> [EJERCICIO]:
Por favor, escribe la continuación del texto sobre Jadraque en la literatura del siglo XIX a partir de su última frase.

> [FRAGMENTO DE TEXTO]:
^^^^

JADRAQUE EN LA LITERATURA DEL SIGLO XIX.
Compartió con Atienza protagonismo en la novela histórica y el
teatro del siglo.
No está muy claro quién fue el escritor que
puso en boga los nombres y escenarios de Jadraque y de Atienza en la
novelística, o la literatura del siglo XIX, todo hace suponer que se trató del
conde de Fabraquer en el caso de Atienza
y de Manuel Bretón de los Herreros en el de Jadraque. Lo cierto es que a lo
largo del siglo, pasados los avatares que terminaron con la derrota de los
franceses y tras la muerte de Fernando VII, hay un periodo poco estudiado para
la historia de la villa atencina salvo lo publicado en la revista digital Atienza de los Juglares, que ha
descubierto infinidad de personajes ligados con la gran historia de España y
creado una ruta imaginaria en torno a los habitantes de las hidalgas casonas de
la roquera villa. Digamos que el nombre de Atienza comenzó a recorrer a través
de las páginas escritas de los libros, los cuatro puntos cardinales de España,
haciéndose un hueco en la literatura, sobre todo en la novela histórica.
Jadraque por el contrario lo hizo en los
escenarios de los teatros ya que, a lo largo del siglo XIX el nombre de la
villa se repitió una y otra vez en la capital del reino, desde esa primera
ocasión en la que en 1835 Manuel Bretón de los Herreros hizo aparecer la villa
del castillo del Cid en: El Hombre Gordo,
hasta que Luis Mariano de Larra, el hijo de don Mariano José, la retrató en: El Bien Perdido.
Por supuesto, también el conde de Fabraquer,
al tiempo que dedicó a Atienza una de sus más célebres novelas cortas El Castillo de Atienza y el Señor de
Palazuelos –por el amurallado pueblo de nuestros contornos-, se detuvo en
Jadraque para hacer lo mismo, sacando a relucir la villa castillera en obras
como: El Corregidor de Jadraque, o relatos
con títulos muy al uso de la época: Basilina
y Basileta o los huesos de las cerezas.

^^^^

Elementos de una fuente de datos:

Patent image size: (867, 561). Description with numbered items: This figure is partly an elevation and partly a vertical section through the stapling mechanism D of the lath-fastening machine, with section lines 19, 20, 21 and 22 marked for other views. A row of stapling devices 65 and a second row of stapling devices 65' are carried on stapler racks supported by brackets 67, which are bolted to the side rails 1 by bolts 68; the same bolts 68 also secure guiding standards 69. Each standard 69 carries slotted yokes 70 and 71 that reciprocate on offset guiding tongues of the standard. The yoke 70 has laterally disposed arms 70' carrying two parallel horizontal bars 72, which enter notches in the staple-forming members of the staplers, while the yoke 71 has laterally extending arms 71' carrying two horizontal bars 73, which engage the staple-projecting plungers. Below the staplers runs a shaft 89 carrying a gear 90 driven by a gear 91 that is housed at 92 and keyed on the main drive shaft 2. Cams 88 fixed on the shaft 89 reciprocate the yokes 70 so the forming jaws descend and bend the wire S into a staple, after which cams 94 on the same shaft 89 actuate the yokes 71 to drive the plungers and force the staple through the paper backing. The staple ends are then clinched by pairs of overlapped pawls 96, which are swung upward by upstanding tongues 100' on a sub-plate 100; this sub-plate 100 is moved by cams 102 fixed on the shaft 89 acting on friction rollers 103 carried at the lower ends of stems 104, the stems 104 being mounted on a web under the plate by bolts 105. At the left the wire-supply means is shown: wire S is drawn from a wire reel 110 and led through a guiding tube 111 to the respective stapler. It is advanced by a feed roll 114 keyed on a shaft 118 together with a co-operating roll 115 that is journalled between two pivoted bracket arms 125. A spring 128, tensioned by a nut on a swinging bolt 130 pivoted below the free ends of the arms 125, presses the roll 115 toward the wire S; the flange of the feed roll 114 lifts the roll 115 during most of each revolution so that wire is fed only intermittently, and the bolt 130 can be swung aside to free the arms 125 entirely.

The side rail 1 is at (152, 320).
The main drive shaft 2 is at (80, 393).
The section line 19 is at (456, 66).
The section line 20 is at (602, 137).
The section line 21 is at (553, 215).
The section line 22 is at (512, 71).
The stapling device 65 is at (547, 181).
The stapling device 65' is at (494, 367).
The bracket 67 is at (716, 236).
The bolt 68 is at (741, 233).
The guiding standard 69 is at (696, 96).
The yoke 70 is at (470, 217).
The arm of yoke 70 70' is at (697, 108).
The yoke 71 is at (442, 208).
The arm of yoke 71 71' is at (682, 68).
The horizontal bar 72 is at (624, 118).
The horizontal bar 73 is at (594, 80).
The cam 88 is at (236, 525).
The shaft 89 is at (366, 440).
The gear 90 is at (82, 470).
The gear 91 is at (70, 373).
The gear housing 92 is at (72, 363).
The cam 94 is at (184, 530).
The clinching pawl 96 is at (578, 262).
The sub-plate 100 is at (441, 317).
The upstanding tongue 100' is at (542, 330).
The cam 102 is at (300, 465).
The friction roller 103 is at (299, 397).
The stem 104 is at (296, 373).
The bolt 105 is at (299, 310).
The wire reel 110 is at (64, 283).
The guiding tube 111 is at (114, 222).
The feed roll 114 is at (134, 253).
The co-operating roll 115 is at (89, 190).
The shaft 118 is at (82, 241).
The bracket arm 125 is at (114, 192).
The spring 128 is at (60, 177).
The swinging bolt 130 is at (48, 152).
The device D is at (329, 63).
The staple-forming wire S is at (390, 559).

^^^^

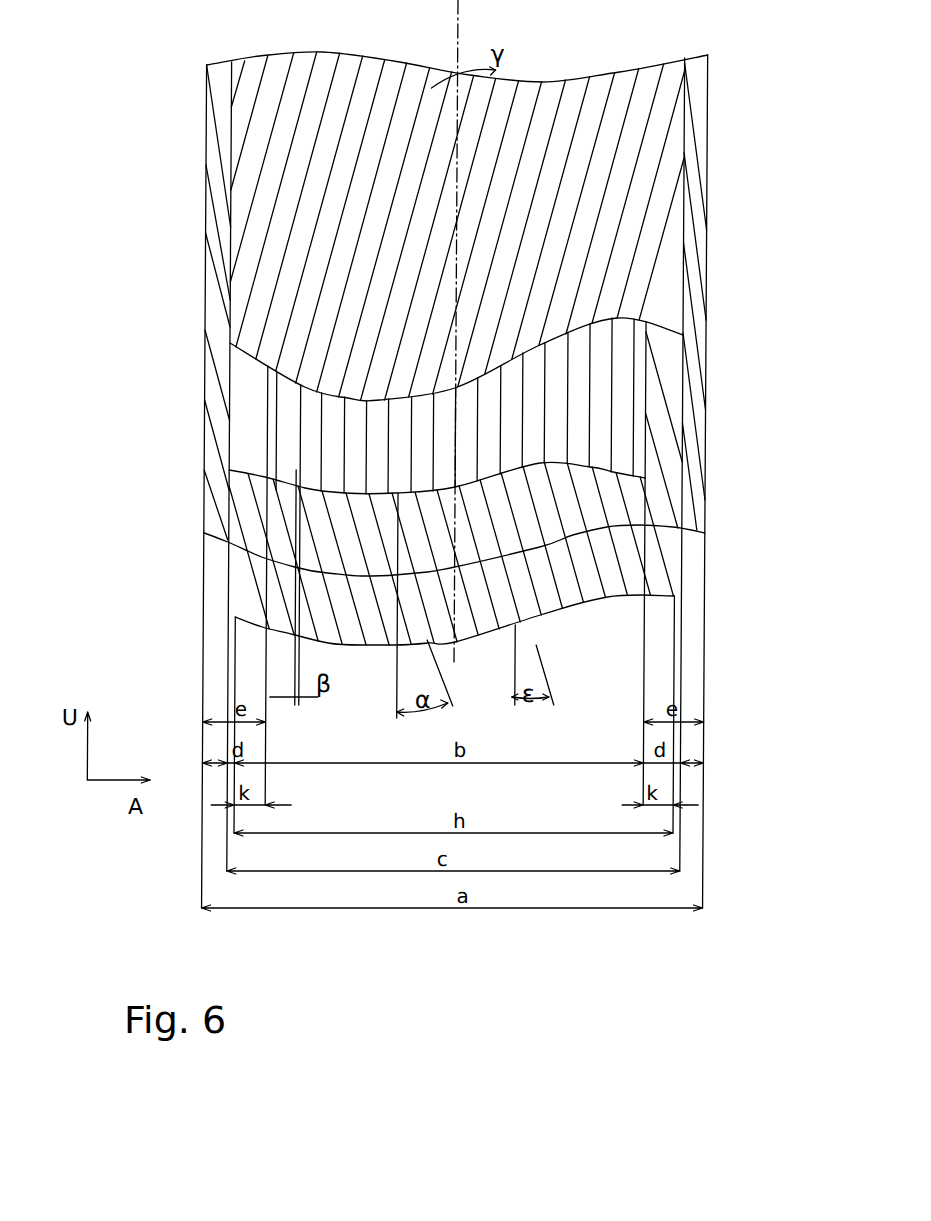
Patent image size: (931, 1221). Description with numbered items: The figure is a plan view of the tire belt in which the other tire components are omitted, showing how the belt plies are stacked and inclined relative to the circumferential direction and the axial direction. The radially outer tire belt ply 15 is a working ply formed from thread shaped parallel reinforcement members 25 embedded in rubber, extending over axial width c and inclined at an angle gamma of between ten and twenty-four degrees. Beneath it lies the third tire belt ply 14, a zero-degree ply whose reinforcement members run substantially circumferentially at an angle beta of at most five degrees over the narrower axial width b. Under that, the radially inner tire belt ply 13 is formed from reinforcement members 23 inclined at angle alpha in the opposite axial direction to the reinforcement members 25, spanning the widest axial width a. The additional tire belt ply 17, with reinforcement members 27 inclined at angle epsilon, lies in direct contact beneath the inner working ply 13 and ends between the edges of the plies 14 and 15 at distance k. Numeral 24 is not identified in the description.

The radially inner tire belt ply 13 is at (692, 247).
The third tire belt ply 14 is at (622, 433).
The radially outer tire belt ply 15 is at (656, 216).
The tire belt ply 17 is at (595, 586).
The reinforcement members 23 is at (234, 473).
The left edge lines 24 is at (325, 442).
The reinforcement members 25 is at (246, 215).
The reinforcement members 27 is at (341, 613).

^^^^

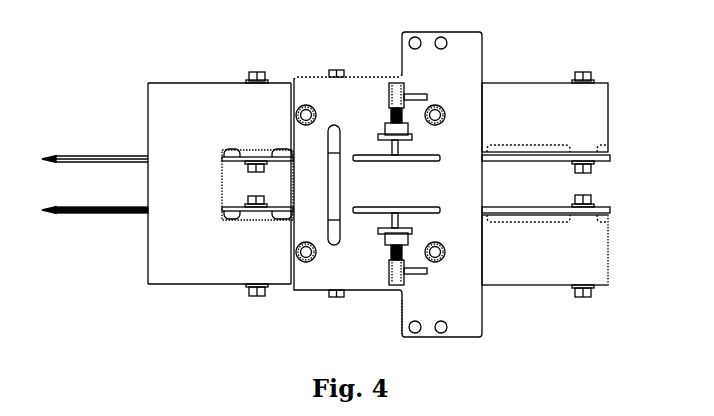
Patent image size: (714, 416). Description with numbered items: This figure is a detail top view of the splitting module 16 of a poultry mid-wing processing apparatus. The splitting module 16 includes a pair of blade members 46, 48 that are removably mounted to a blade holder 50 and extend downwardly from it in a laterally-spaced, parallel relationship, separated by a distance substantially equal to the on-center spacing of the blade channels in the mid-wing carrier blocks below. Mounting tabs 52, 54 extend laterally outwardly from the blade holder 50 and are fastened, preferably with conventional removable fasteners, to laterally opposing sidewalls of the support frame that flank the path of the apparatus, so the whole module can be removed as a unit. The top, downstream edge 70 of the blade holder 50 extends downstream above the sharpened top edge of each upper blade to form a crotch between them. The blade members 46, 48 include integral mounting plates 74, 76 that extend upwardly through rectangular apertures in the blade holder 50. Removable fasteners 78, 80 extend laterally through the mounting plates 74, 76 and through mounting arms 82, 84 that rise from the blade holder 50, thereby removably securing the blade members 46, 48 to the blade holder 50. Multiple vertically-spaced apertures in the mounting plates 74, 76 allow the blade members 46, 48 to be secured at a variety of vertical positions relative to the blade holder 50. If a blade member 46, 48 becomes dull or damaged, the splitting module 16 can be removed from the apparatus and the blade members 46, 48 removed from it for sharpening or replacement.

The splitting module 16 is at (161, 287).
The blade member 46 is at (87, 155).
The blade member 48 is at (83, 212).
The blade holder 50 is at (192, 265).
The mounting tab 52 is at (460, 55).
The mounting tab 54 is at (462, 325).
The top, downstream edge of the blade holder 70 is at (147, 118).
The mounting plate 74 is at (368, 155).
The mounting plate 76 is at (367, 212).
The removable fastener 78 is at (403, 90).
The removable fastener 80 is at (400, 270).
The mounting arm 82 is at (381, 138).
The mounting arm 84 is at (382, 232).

^^^^

> [RESPUESTA DEL EJERCICIO]:
Vieja costumbre, la de don José Muñoz
Maldonado, de presentarse ante sus electores, ya que fue diputado al Congreso
por la comarca, retratando sus pueblos en novelitas de cierto contenido
histórico que verían la luz en la revista que durante años dirigió, El Museo de las Familias. Un don José,
conde de Fabraquer, vizconde de San Javier y por parentesco, marqués consorte
de Casa Gaviria, que dejó para la historia de esta tierra suculentas anécdotas,
como la que dio cuenta de que, encontrándose en una de las posadas de Atienza,
la de San Gil, haciendo noche, sus
adversarios políticos la prendieron fuego para así eliminar al contrincante, asándolo, venían a decir las crónicas.
Cosa que al parecer, y después de que la noticia dio la vuelta al reino a
través de algunos periódicos, no fue cierta. La intoxicación propagandística, a
lo que se ve, ha funcionado desde siempre.
También es cierto que por estos años de los
que hacemos memoria, en Madrid residieron al menos media docena de naturales u
originarios de las tierras de Atienza y Jadraque que, como dirían ahora algunos
paisanos, escribían.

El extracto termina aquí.